**RECORDS SUPPLIED**
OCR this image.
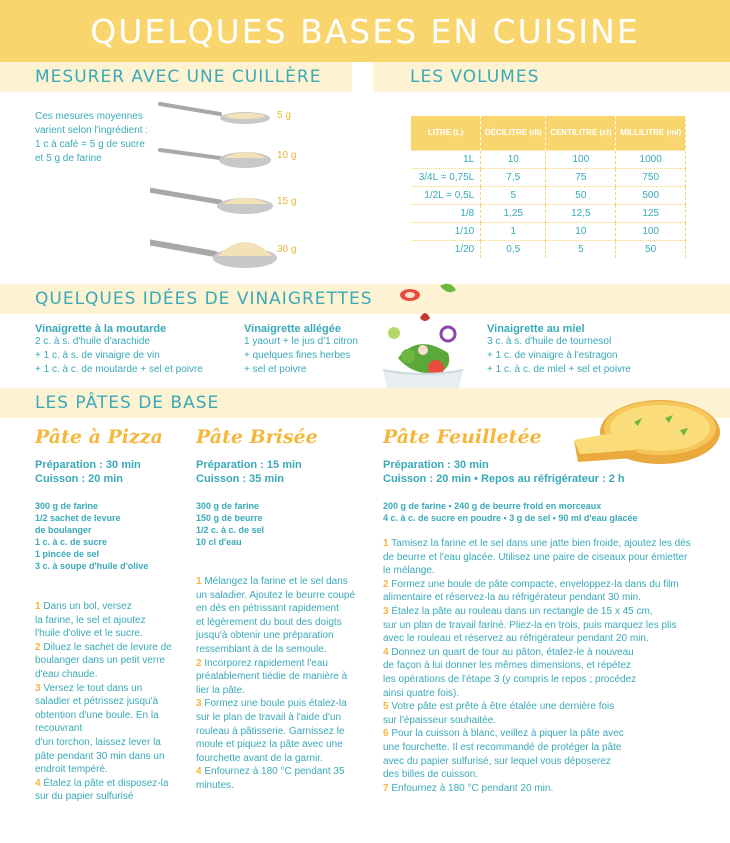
QUELQUES BASES EN CUISINE
MESURER AVEC UNE CUILLÈRE	LES VOLUMES
Ces mesures moyennes
varient selon l'ingrédient :
1 c à café = 5 g de sucre
et 5 g de farine
5 g
10 g
15 g
30 g
LITRE (L)	DÉCILITRE (dl)	CENTILITRE (cl)	MILLILITRE (ml)
1L	10	100	1000
3/4L = 0,75L	7,5	75	750
1/2L = 0,5L	5	50	500
1/8	1,25	12,5	125
1/10	1	10	100
1/20	0,5	5	50
QUELQUES IDÉES DE VINAIGRETTES
Vinaigrette à la moutarde
2 c. à s. d'huile d'arachide
+ 1 c. à s. de vinaigre de vin
+ 1 c. à c. de moutarde + sel et poivre
Vinaigrette allégée
1 yaourt + le jus d'1 citron
+ quelques fines herbes
+ sel et poivre
Vinaigrette au miel
3 c. à s. d'huile de tournesol
+ 1 c. de vinaigre à l'estragon
+ 1 c. à c. de miel + sel et poivre
LES PÂTES DE BASE
Pâte à Pizza
Préparation : 30 min
Cuisson : 20 min
300 g de farine
1/2 sachet de levure
de boulanger
1 c. à c. de sucre
1 pincée de sel
3 c. à soupe d'huile d'olive
1 Dans un bol, versez
la farine, le sel et ajoutez
l'huile d'olive et le sucre.
2 Diluez le sachet de levure de
boulanger dans un petit verre
d'eau chaude.
3 Versez le tout dans un
saladier et pétrissez jusqu'à
obtention d'une boule. En la
recouvrant
d'un torchon, laissez lever la
pâte pendant 30 min dans un
endroit tempéré.
4 Étalez la pâte et disposez-la
sur du papier sulfurisé
Pâte Brisée
Préparation : 15 min
Cuisson : 35 min
300 g de farine
150 g de beurre
1/2 c. à c. de sel
10 cl d'eau
1 Mélangez la farine et le sel dans
un saladier. Ajoutez le beurre coupé
en dés en pétrissant rapidement
et légèrement du bout des doigts
jusqu'à obtenir une préparation
ressemblant à de la semoule.
2 Incorporez rapidement l'eau
préalablement tiédie de manière à
lier la pâte.
3 Formez une boule puis étalez-la
sur le plan de travail à l'aide d'un
rouleau à pâtisserie. Garnissez le
moule et piquez la pâte avec une
fourchette avant de la garnir.
4 Enfournez à 180 °C pendant 35
minutes.
Pâte Feuilletée
Préparation : 30 min
Cuisson : 20 min • Repos au réfrigérateur : 2 h
200 g de farine • 240 g de beurre froid en morceaux
4 c. à c. de sucre en poudre • 3 g de sel • 90 ml d'eau glacée
1 Tamisez la farine et le sel dans une jatte bien froide, ajoutez les dés
de beurre et l'eau glacée. Utilisez une paire de ciseaux pour émietter
le mélange.
2 Formez une boule de pâte compacte, enveloppez-la dans du film
alimentaire et réservez-la au réfrigérateur pendant 30 min.
3 Étalez la pâte au rouleau dans un rectangle de 15 x 45 cm,
sur un plan de travail fariné. Pliez-la en trois, puis marquez les plis
avec le rouleau et réservez au réfrigérateur pendant 20 min.
4 Donnez un quart de tour au pâton, étalez-le à nouveau
de façon à lui donner les mêmes dimensions, et répétez
les opérations de l'étape 3 (y compris le repos ; procédez
ainsi quatre fois).
5 Votre pâte est prête à être étalée une dernière fois
sur l'épaisseur souhaitée.
6 Pour la cuisson à blanc, veillez à piquer la pâte avec
une fourchette. Il est recommandé de protéger la pâte
avec du papier sulfurisé, sur lequel vous déposerez
des billes de cuisson.
7 Enfournez à 180 °C pendant 20 min.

**TASK**
List the lines of the entries that include "boule".

**ANSWER TO THE TASK**
obtention d'une boule. En la
3 Formez une boule puis étalez-la
2 Formez une boule de pâte compacte, enveloppez-la dans du film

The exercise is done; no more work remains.